# [WRITTEN TASK]
Rewrite the items running from the one containing "genre-1-label: Genre 1" down to the one containing "genre-3-label: Genre 3", replacing "Please select" with "Choose one" and changing nothing else. Give only those items.

# [SUPPLIED MATERIAL]
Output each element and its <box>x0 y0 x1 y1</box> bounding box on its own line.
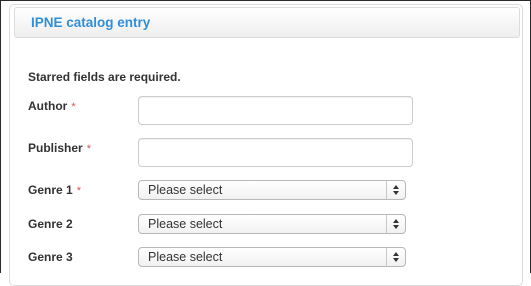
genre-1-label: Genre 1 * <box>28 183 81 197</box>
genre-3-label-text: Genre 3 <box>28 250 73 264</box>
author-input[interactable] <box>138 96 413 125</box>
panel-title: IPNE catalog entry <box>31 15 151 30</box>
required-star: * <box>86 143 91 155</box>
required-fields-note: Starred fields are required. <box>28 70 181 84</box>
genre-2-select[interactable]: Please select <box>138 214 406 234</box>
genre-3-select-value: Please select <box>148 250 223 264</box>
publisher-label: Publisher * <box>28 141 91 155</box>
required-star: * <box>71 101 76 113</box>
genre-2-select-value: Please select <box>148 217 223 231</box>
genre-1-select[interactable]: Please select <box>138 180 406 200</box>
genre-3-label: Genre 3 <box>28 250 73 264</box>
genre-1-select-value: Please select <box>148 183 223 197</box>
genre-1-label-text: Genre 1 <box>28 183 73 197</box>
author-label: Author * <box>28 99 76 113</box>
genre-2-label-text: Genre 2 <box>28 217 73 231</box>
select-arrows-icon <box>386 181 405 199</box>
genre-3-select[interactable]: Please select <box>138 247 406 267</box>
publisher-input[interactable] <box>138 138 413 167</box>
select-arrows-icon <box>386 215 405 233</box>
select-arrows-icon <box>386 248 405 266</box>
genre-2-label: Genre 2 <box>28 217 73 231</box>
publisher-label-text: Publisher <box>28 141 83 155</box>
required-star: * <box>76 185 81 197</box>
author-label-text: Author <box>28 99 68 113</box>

# [COMPLETED TASK]
genre-1-label: Genre 1 * <box>28 183 81 197</box>
genre-3-label-text: Genre 3 <box>28 250 73 264</box>
author-input[interactable] <box>138 96 413 125</box>
panel-title: IPNE catalog entry <box>31 15 151 30</box>
required-star: * <box>86 143 91 155</box>
required-fields-note: Starred fields are required. <box>28 70 181 84</box>
genre-2-select[interactable]: Choose one <box>138 214 406 234</box>
genre-3-select-value: Choose one <box>148 250 223 264</box>
publisher-label: Publisher * <box>28 141 91 155</box>
required-star: * <box>71 101 76 113</box>
genre-2-select-value: Choose one <box>148 217 223 231</box>
genre-1-select[interactable]: Choose one <box>138 180 406 200</box>
genre-3-label: Genre 3 <box>28 250 73 264</box>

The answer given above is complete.